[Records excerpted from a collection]
◆ ◆ ◆ ◆

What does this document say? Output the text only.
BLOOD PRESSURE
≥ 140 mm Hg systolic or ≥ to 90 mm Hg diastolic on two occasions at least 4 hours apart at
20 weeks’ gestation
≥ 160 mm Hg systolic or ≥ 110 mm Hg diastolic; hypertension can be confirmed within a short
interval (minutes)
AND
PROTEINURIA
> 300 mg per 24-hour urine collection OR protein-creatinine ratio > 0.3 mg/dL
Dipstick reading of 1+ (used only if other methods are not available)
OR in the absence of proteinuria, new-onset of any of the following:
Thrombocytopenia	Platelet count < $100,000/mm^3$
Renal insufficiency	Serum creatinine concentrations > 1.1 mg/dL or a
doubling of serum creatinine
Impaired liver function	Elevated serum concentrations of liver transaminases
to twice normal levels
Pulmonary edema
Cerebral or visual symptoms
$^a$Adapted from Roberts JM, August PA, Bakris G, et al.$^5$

◆ ◆ ◆ ◆

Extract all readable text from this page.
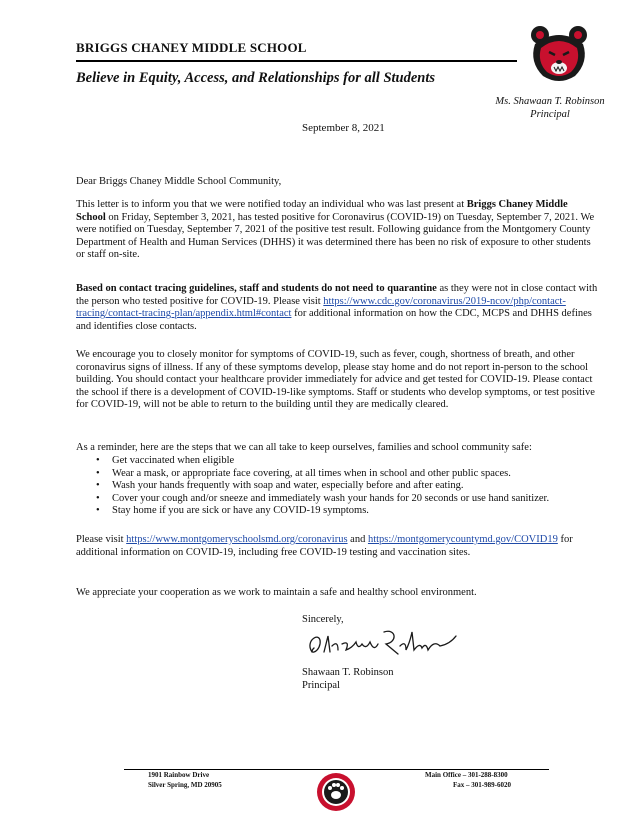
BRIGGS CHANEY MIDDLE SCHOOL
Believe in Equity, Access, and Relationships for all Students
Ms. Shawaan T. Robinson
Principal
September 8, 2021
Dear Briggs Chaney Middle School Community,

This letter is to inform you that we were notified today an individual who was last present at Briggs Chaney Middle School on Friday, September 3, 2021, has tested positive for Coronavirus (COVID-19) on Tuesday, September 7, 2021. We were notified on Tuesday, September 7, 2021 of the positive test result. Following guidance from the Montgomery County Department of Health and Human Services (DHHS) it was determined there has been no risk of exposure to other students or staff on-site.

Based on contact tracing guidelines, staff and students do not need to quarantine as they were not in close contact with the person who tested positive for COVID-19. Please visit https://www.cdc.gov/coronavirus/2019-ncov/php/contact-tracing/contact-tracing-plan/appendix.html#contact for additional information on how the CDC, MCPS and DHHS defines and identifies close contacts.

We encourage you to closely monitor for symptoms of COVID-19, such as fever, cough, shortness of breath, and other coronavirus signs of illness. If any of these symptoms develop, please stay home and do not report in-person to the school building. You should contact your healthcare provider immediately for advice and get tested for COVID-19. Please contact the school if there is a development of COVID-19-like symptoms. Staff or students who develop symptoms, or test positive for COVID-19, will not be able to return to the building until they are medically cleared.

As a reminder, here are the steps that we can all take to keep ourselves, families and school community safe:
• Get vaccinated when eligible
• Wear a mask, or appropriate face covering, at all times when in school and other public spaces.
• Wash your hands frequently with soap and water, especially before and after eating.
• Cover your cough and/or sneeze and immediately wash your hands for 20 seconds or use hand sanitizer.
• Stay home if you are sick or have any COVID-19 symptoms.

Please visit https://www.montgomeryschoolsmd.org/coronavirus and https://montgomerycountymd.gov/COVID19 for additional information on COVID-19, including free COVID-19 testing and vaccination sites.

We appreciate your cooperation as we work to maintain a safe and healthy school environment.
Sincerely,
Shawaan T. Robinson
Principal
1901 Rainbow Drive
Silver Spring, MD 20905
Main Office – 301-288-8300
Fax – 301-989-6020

◆ ◆ ◆ ◆

[Assignment]
Write out each line above with the word "only".

[Response below]
What does this document say? Output the text only.
Dipstick reading of 1+ (used only if other methods are not available)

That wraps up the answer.